::: ENTRIES

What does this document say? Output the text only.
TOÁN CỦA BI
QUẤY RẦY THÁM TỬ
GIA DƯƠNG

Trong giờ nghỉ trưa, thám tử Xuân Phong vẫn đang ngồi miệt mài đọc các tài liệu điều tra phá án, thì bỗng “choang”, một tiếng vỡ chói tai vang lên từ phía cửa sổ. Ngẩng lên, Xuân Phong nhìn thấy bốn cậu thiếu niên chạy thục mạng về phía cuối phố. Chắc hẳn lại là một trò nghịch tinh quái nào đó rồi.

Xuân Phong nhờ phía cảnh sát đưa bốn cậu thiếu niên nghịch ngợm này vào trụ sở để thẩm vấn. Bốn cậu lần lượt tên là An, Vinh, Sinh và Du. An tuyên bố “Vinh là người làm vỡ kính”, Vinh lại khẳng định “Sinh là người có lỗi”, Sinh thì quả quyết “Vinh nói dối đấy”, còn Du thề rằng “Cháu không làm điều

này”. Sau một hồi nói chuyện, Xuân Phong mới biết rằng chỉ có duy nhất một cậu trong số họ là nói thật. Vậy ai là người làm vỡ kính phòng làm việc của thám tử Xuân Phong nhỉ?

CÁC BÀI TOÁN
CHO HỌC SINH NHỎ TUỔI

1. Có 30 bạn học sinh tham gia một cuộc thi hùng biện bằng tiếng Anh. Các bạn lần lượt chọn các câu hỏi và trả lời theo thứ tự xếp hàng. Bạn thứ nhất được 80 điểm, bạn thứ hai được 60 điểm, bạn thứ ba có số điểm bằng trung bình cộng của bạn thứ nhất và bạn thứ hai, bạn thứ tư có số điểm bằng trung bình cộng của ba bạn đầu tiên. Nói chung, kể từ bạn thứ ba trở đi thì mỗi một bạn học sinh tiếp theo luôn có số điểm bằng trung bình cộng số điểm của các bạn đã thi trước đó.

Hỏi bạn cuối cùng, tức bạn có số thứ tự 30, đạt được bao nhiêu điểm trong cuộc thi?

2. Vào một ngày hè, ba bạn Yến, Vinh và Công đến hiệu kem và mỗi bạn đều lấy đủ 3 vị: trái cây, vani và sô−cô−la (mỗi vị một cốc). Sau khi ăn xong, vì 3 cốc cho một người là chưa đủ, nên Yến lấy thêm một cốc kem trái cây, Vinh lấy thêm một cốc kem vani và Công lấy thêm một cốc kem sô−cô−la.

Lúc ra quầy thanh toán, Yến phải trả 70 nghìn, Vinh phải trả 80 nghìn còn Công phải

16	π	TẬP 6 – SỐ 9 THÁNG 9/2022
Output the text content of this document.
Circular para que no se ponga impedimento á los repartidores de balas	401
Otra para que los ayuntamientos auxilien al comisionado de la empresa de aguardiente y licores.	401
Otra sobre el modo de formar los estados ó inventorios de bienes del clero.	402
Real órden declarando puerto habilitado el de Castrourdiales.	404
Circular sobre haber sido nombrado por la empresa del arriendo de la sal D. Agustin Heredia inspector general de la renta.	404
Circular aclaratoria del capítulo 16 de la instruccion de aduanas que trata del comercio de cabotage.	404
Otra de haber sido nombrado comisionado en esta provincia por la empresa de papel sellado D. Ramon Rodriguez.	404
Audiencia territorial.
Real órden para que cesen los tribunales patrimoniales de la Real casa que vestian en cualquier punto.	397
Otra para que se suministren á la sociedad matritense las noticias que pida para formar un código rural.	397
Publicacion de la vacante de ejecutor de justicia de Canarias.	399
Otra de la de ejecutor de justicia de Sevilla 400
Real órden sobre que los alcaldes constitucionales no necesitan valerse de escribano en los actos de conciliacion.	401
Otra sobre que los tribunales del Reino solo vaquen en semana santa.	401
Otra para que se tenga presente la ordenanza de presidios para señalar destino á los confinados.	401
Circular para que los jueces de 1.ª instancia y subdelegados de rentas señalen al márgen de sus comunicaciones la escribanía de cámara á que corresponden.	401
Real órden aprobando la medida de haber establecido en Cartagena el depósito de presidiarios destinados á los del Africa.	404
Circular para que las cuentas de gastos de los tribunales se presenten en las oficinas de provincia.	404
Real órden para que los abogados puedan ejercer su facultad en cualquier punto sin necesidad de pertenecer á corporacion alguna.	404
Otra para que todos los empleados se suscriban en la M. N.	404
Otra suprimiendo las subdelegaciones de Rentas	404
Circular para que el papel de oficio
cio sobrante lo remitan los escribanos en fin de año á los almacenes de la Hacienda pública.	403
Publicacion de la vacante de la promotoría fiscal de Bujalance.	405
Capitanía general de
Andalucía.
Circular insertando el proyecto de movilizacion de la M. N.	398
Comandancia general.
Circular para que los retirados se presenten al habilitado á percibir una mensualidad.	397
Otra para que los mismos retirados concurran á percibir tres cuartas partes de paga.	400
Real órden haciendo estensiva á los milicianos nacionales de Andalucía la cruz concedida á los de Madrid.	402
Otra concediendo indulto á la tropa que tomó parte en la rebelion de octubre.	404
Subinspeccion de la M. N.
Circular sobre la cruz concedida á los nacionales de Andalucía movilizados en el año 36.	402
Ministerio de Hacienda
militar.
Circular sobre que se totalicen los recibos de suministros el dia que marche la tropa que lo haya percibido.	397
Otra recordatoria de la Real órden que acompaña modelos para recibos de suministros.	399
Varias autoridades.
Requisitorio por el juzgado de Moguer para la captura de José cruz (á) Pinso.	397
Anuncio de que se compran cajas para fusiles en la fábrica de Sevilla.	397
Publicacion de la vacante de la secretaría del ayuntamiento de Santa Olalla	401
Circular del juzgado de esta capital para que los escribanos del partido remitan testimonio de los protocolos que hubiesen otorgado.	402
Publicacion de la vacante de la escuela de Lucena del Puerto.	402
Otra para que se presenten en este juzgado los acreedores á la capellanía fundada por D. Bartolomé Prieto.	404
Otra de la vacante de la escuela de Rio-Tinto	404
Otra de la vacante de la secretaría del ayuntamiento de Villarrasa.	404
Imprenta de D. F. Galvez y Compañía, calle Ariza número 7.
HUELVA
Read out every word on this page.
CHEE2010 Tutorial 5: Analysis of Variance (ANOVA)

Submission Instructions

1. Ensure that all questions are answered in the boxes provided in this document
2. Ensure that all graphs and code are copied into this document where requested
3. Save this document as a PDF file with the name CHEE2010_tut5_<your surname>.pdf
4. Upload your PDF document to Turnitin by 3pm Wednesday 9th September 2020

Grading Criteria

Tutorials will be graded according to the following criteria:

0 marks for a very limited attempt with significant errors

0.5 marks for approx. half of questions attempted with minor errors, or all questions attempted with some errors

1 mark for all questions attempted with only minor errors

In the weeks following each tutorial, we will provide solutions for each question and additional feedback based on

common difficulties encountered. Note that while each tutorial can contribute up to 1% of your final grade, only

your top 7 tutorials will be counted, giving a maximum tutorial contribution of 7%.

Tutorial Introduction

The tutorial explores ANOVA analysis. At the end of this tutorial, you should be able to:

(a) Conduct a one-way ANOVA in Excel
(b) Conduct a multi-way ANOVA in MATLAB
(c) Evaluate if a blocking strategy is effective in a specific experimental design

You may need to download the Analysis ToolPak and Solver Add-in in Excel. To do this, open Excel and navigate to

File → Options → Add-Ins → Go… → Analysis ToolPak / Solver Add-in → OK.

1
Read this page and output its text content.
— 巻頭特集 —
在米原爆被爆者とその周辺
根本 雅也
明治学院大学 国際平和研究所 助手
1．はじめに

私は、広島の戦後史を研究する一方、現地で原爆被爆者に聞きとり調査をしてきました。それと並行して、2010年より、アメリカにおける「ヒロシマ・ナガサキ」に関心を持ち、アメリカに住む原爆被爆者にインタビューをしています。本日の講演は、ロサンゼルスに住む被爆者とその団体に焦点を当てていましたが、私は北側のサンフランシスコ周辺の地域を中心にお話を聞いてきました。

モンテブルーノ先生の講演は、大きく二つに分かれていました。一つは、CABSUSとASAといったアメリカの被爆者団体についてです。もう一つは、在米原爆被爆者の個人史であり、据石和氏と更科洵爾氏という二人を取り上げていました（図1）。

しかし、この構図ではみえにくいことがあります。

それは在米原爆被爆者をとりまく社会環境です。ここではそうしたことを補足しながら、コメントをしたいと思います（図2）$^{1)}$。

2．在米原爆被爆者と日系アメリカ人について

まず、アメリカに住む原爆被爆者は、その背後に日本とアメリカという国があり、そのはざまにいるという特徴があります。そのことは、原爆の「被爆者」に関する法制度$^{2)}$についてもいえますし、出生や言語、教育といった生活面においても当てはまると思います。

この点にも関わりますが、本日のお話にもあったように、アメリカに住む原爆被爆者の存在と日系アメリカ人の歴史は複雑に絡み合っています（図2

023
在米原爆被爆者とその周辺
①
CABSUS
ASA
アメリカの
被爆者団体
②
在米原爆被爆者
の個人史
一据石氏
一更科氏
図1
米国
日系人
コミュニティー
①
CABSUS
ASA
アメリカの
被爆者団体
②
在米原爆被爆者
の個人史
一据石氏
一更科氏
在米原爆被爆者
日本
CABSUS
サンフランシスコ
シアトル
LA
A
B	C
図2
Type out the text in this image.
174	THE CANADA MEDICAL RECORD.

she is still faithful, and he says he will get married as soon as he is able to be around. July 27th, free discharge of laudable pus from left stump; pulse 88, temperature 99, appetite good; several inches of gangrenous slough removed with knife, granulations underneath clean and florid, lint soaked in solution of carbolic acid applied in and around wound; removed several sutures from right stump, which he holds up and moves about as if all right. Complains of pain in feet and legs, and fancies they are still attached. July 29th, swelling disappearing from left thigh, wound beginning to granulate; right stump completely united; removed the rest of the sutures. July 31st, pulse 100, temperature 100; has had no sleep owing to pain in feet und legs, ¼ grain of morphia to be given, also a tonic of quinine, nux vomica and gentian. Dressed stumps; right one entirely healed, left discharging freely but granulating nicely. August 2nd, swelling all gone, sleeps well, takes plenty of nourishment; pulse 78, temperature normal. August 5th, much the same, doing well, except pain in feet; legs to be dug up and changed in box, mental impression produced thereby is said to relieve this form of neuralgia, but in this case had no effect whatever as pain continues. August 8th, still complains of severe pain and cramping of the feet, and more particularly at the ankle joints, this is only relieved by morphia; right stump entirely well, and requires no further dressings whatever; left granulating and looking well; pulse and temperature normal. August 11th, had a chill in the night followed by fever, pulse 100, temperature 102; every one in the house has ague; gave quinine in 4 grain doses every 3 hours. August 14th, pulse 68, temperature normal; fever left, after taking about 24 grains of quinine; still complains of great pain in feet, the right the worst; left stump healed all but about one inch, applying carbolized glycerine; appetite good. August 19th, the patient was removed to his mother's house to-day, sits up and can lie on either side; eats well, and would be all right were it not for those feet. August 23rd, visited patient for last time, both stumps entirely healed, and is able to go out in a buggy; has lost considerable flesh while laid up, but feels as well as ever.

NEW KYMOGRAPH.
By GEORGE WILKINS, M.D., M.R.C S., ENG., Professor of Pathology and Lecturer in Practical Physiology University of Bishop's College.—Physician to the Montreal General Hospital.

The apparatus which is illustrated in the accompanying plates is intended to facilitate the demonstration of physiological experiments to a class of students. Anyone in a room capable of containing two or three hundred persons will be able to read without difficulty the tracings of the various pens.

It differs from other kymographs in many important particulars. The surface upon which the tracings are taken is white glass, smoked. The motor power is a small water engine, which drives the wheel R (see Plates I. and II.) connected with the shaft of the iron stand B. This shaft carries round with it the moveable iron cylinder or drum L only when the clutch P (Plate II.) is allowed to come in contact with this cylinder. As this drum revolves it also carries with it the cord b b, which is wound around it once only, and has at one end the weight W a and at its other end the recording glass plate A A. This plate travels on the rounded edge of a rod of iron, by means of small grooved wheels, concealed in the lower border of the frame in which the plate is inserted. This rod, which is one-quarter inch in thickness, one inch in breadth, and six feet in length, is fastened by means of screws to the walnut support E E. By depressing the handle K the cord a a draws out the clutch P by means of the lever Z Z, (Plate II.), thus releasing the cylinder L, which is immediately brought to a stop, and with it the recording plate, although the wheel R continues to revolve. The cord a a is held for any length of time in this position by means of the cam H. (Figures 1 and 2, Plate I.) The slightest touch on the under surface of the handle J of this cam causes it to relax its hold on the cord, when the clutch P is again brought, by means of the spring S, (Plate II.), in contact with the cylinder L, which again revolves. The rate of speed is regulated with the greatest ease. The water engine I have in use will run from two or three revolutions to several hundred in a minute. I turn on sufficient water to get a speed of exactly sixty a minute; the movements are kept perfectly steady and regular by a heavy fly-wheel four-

::::::

WORK TO BE COMPLETED -
Work out the number of lines above that include the string "thiếu" and write only that number.

WRITTEN SOLUTION -
2